### [TASK]
Copy every line of the rows below word for word, leaving out the pictures.

### [RECORDS TO USE]
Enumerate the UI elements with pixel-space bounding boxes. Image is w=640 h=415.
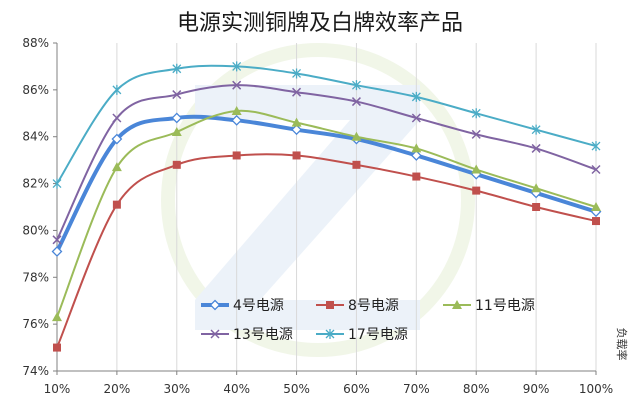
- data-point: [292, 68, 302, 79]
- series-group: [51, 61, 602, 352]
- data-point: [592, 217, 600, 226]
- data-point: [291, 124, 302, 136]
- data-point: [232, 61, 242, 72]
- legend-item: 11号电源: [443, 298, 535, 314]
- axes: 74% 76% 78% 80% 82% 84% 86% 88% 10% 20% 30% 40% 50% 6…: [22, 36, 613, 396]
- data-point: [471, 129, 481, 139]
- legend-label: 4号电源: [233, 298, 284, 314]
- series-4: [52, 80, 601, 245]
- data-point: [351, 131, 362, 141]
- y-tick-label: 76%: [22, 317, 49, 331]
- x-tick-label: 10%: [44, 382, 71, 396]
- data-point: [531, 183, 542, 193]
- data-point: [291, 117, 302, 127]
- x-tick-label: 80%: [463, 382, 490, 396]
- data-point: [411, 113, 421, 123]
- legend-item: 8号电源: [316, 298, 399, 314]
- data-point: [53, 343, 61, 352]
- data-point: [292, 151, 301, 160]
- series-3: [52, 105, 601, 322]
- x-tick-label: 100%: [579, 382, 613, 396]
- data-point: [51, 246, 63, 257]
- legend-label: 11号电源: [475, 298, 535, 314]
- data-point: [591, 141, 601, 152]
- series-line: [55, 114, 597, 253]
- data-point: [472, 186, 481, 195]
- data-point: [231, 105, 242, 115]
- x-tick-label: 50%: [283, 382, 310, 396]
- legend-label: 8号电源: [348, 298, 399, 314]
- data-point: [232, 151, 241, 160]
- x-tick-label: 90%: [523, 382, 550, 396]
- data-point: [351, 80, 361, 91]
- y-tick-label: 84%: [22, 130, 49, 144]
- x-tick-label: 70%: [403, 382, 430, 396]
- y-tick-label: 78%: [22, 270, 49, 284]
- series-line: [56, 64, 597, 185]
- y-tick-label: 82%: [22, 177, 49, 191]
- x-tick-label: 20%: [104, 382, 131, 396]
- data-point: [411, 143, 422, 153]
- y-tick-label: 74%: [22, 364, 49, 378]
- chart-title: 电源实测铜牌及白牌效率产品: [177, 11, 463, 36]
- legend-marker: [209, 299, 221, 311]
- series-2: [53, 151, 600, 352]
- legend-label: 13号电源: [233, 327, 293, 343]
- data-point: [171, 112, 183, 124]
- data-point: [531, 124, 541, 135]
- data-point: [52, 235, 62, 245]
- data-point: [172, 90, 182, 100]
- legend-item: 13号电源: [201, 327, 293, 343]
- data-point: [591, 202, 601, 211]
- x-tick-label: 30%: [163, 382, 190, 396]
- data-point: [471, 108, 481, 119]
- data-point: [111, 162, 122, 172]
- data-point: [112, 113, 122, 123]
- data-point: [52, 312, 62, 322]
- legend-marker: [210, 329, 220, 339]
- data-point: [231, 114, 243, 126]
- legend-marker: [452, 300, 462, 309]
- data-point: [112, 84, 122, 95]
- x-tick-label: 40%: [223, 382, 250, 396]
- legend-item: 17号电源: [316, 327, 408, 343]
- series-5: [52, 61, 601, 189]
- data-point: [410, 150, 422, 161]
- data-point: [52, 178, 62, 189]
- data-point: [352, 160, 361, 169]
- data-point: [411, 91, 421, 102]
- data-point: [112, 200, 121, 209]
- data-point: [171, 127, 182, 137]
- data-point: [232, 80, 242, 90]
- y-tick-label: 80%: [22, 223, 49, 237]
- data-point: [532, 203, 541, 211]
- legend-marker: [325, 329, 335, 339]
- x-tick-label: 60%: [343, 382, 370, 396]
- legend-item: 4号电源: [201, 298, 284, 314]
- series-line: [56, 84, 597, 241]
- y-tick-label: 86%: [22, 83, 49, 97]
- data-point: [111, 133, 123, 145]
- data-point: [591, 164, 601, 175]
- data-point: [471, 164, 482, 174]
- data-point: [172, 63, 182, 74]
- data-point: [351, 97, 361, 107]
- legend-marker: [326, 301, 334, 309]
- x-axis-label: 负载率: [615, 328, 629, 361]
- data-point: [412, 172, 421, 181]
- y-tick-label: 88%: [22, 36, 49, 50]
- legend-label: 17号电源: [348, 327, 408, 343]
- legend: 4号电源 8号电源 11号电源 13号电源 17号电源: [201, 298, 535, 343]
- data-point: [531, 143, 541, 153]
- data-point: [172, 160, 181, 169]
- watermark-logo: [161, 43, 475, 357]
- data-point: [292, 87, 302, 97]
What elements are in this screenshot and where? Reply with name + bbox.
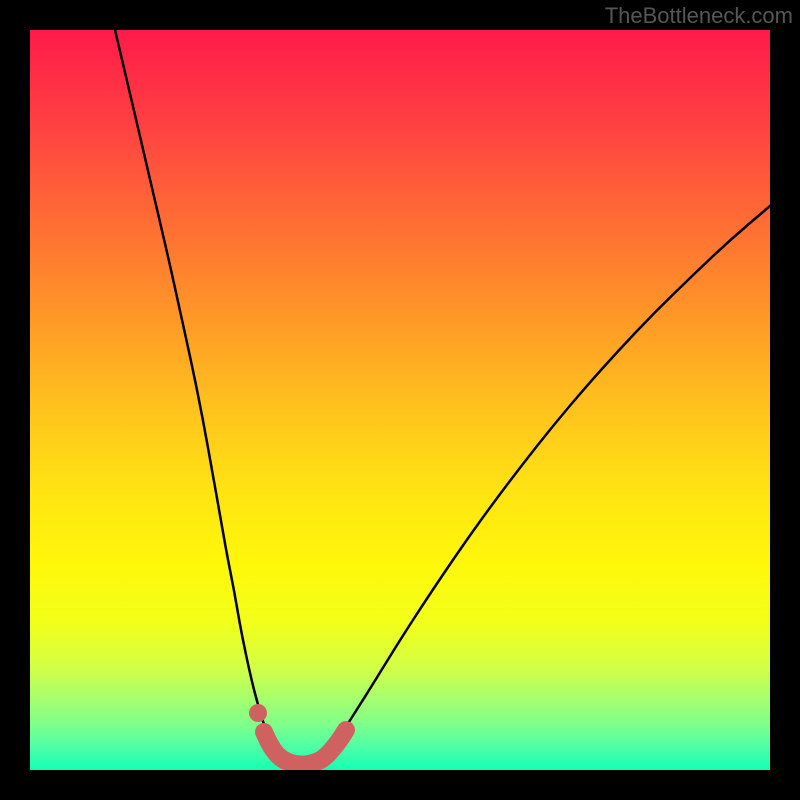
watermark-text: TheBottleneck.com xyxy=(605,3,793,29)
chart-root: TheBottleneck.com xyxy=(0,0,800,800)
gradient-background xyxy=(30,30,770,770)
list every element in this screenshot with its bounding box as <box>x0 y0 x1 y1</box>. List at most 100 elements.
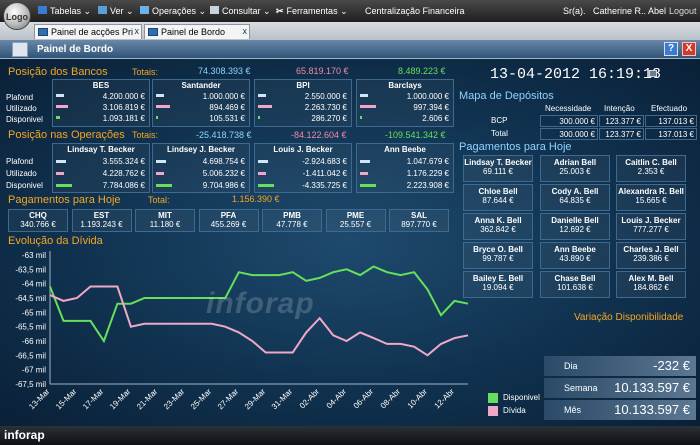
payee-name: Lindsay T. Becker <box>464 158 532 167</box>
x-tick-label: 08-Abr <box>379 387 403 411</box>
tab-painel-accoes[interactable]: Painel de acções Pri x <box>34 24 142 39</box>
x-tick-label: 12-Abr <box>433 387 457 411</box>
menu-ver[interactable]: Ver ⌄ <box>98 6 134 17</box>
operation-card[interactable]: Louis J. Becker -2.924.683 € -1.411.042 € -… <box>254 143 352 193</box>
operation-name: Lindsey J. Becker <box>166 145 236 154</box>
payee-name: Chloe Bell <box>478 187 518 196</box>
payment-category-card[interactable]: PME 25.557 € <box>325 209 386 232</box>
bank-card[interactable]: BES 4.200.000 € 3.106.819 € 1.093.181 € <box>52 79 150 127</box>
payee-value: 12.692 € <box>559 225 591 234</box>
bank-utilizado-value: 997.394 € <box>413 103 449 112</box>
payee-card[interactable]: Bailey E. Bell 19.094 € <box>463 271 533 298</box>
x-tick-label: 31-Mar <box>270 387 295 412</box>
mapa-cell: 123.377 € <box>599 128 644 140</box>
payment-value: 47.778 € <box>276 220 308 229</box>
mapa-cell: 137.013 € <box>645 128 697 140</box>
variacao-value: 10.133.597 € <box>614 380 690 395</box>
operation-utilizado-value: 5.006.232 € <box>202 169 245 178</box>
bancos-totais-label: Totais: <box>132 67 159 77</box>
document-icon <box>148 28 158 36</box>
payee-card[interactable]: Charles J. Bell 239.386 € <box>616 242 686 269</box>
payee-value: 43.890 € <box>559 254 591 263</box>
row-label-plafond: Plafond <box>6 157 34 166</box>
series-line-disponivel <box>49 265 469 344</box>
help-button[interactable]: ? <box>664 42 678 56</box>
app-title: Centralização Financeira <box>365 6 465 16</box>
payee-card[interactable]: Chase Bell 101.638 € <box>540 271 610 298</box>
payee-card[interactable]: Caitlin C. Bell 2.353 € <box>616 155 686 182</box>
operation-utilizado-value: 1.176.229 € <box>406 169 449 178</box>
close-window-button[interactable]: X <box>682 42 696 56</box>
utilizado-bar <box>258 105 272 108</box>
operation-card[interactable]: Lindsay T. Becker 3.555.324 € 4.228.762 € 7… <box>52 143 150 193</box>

### [SOLUTION TO THE PROBLEM]
Enumerate the UI elements with pixel-space bounding boxes. Image is w=640 h=415.
- data-point: [292, 68, 302, 79]
- series-group: [51, 61, 602, 352]
- data-point: [592, 217, 600, 226]
- data-point: [291, 124, 302, 136]
- data-point: [232, 61, 242, 72]
- legend-item: 11号电源: [443, 298, 535, 314]
- axes: 74% 76% 78% 80% 82% 84% 86% 88% 10% 20% 30% 40% 50% 6…: [22, 36, 613, 396]
- data-point: [471, 129, 481, 139]
- legend-label: 4号电源: [233, 298, 284, 314]
- series-4: [52, 80, 601, 245]
- data-point: [351, 131, 362, 141]
- y-tick-label: 76%: [22, 317, 49, 331]
- x-tick-label: 10%: [44, 382, 71, 396]
- data-point: [531, 183, 542, 193]
- data-point: [291, 117, 302, 127]
- x-tick-label: 80%: [463, 382, 490, 396]
- data-point: [411, 113, 421, 123]
- legend-item: 8号电源: [316, 298, 399, 314]
- data-point: [53, 343, 61, 352]
- data-point: [292, 151, 301, 160]
- series-3: [52, 105, 601, 322]
- x-tick-label: 100%: [579, 382, 613, 396]
- data-point: [51, 246, 63, 257]
- legend-label: 11号电源: [475, 298, 535, 314]
- data-point: [591, 141, 601, 152]
- series-line: [55, 114, 597, 253]
- data-point: [472, 186, 481, 195]
- data-point: [231, 105, 242, 115]
- x-tick-label: 50%: [283, 382, 310, 396]
- legend-label: 8号电源: [348, 298, 399, 314]
- data-point: [232, 151, 241, 160]
- x-tick-label: 90%: [523, 382, 550, 396]
- data-point: [351, 80, 361, 91]
- y-tick-label: 84%: [22, 130, 49, 144]
- x-tick-label: 70%: [403, 382, 430, 396]
- y-tick-label: 78%: [22, 270, 49, 284]
- series-line: [56, 64, 597, 185]
- y-tick-label: 82%: [22, 177, 49, 191]
- x-tick-label: 20%: [104, 382, 131, 396]
- data-point: [411, 143, 422, 153]
- y-tick-label: 74%: [22, 364, 49, 378]
- chart-title: 电源实测铜牌及白牌效率产品: [177, 11, 463, 36]
- legend-marker: [209, 299, 221, 311]
- series-2: [53, 151, 600, 352]
- legend-label: 13号电源: [233, 327, 293, 343]
- data-point: [171, 112, 183, 124]
- data-point: [531, 124, 541, 135]
- data-point: [52, 235, 62, 245]
- data-point: [172, 90, 182, 100]
- legend-item: 13号电源: [201, 327, 293, 343]
- data-point: [591, 202, 601, 211]
- x-tick-label: 30%: [163, 382, 190, 396]
- data-point: [471, 108, 481, 119]
- data-point: [111, 162, 122, 172]
- data-point: [112, 113, 122, 123]
- data-point: [52, 312, 62, 322]
- legend-marker: [210, 329, 220, 339]
- data-point: [231, 114, 243, 126]
- legend-marker: [452, 300, 462, 309]
- data-point: [112, 84, 122, 95]
- x-tick-label: 40%: [223, 382, 250, 396]
- legend-item: 17号电源: [316, 327, 408, 343]
- series-5: [52, 61, 601, 189]
- data-point: [410, 150, 422, 161]
- data-point: [52, 178, 62, 189]
- data-point: [352, 160, 361, 169]
- data-point: [411, 91, 421, 102]
- data-point: [112, 200, 121, 209]
- data-point: [171, 127, 182, 137]
- data-point: [232, 80, 242, 90]
- y-tick-label: 80%: [22, 223, 49, 237]
- data-point: [532, 203, 541, 211]
- legend-marker: [325, 329, 335, 339]
- x-tick-label: 60%: [343, 382, 370, 396]
- legend-item: 4号电源: [201, 298, 284, 314]
- series-line: [56, 84, 597, 241]
- y-tick-label: 86%: [22, 83, 49, 97]
- data-point: [111, 133, 123, 145]
- data-point: [591, 164, 601, 175]
- data-point: [471, 164, 482, 174]
- data-point: [172, 63, 182, 74]
- data-point: [351, 97, 361, 107]
- legend-marker: [326, 301, 334, 309]
- x-axis-label: 负载率: [615, 328, 629, 361]
- data-point: [412, 172, 421, 181]
- y-tick-label: 88%: [22, 36, 49, 50]
- legend-label: 17号电源: [348, 327, 408, 343]
- legend: 4号电源 8号电源 11号电源 13号电源 17号电源: [201, 298, 535, 343]
- data-point: [531, 143, 541, 153]
- data-point: [172, 160, 181, 169]
- watermark-logo: [161, 43, 475, 357]
- data-point: [292, 87, 302, 97]
What elements are in this screenshot and where? Reply with name + bbox.
watermark-text: TheBottleneck.com xyxy=(605,3,793,29)
chart-root: TheBottleneck.com xyxy=(0,0,800,800)
gradient-background xyxy=(30,30,770,770)
list every element in this screenshot with its bounding box as <box>x0 y0 x1 y1</box>. List at most 100 elements.
payee-name: Lindsay T. Becker <box>464 158 532 167</box>
x-tick-label: 08-Abr <box>379 387 403 411</box>
tab-painel-accoes[interactable]: Painel de acções Pri x <box>34 24 142 39</box>
x-tick-label: 12-Abr <box>433 387 457 411</box>
menu-ver[interactable]: Ver ⌄ <box>98 6 134 17</box>
operation-card[interactable]: Louis J. Becker -2.924.683 € -1.411.042 € -… <box>254 143 352 193</box>
operation-name: Lindsey J. Becker <box>166 145 236 154</box>
payee-name: Chloe Bell <box>478 187 518 196</box>
payment-category-card[interactable]: PME 25.557 € <box>325 209 386 232</box>
bank-card[interactable]: BES 4.200.000 € 3.106.819 € 1.093.181 € <box>52 79 150 127</box>
payee-value: 12.692 € <box>559 225 591 234</box>
bank-utilizado-value: 997.394 € <box>413 103 449 112</box>
payee-card[interactable]: Bailey E. Bell 19.094 € <box>463 271 533 298</box>
x-tick-label: 31-Mar <box>270 387 295 412</box>
mapa-cell: 123.377 € <box>599 128 644 140</box>
payment-value: 47.778 € <box>276 220 308 229</box>
mapa-cell: 137.013 € <box>645 128 697 140</box>
variacao-value: 10.133.597 € <box>614 380 690 395</box>
operation-utilizado-value: 5.006.232 € <box>202 169 245 178</box>
bancos-totais-label: Totais: <box>132 67 159 77</box>
document-icon <box>148 28 158 36</box>
payee-card[interactable]: Charles J. Bell 239.386 € <box>616 242 686 269</box>
payee-value: 43.890 € <box>559 254 591 263</box>
row-label-plafond: Plafond <box>6 157 34 166</box>
series-line-disponivel <box>49 265 469 344</box>
help-button[interactable]: ? <box>664 42 678 56</box>
app-title: Centralização Financeira <box>365 6 465 16</box>
payee-card[interactable]: Chase Bell 101.638 € <box>540 271 610 298</box>
payee-card[interactable]: Caitlin C. Bell 2.353 € <box>616 155 686 182</box>
operation-utilizado-value: 1.176.229 € <box>406 169 449 178</box>
close-window-button[interactable]: X <box>682 42 696 56</box>
utilizado-bar <box>258 105 272 108</box>
operation-card[interactable]: Lindsay T. Becker 3.555.324 € 4.228.762 € 7… <box>52 143 150 193</box>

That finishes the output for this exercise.